Set problem = Give the number of lines that hold the string "Olveston". Nothing else is needed.

Raw records =
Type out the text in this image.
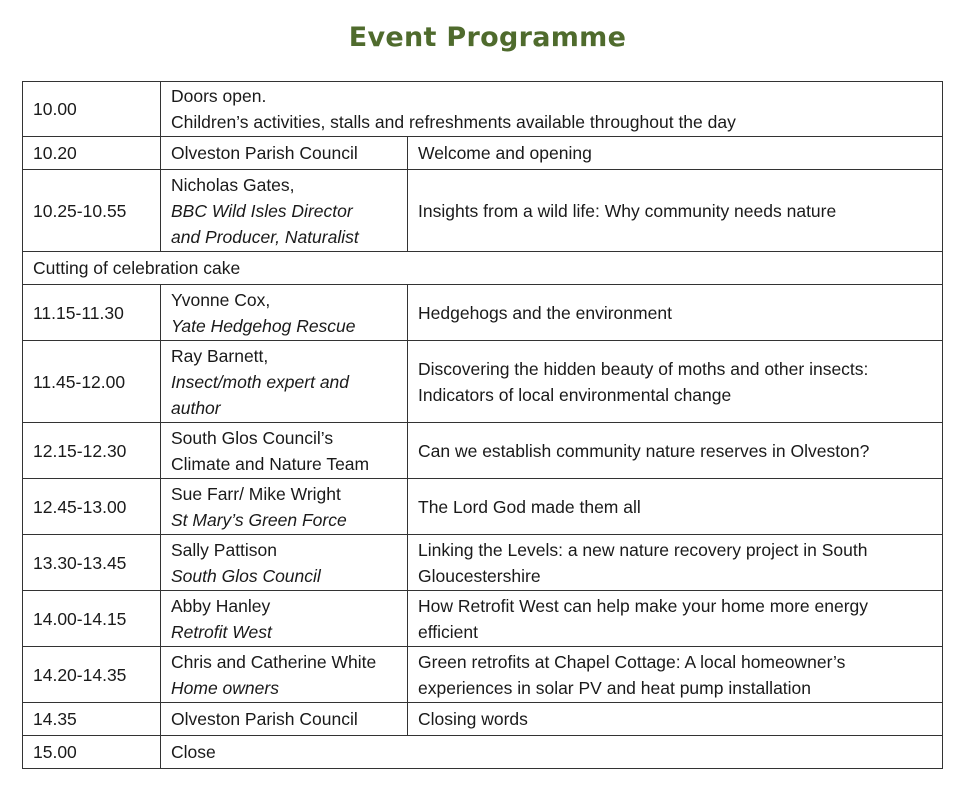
Event Programme
10.00	Doors open.
Children’s activities, stalls and refreshments available throughout the day	

10.20	Olveston Parish Council	Welcome and opening
10.25-10.55	Nicholas Gates,
BBC Wild Isles Director
and Producer, Naturalist	Insights from a wild life: Why community needs nature
Cutting of celebration cake		
11.15-11.30	Yvonne Cox,
Yate Hedgehog Rescue	Hedgehogs and the environment
11.45-12.00	Ray Barnett,
Insect/moth expert and
author	Discovering the hidden beauty of moths and other insects:
Indicators of local environmental change

12.15-12.30	South Glos Council’s
Climate and Nature Team	Can we establish community nature reserves in Olveston?
12.45-13.00	Sue Farr/ Mike Wright
St Mary’s Green Force	The Lord God made them all
13.30-13.45	Sally Pattison
South Glos Council	Linking the Levels: a new nature recovery project in South
Gloucestershire

14.00-14.15	Abby Hanley
Retrofit West	How Retrofit West can help make your home more energy
efficient

14.20-14.35	Chris and Catherine White
Home owners	Green retrofits at Chapel Cottage: A local homeowner’s
experiences in solar PV and heat pump installation

14.35	Olveston Parish Council	Closing words
15.00	Close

Solution for this task = 3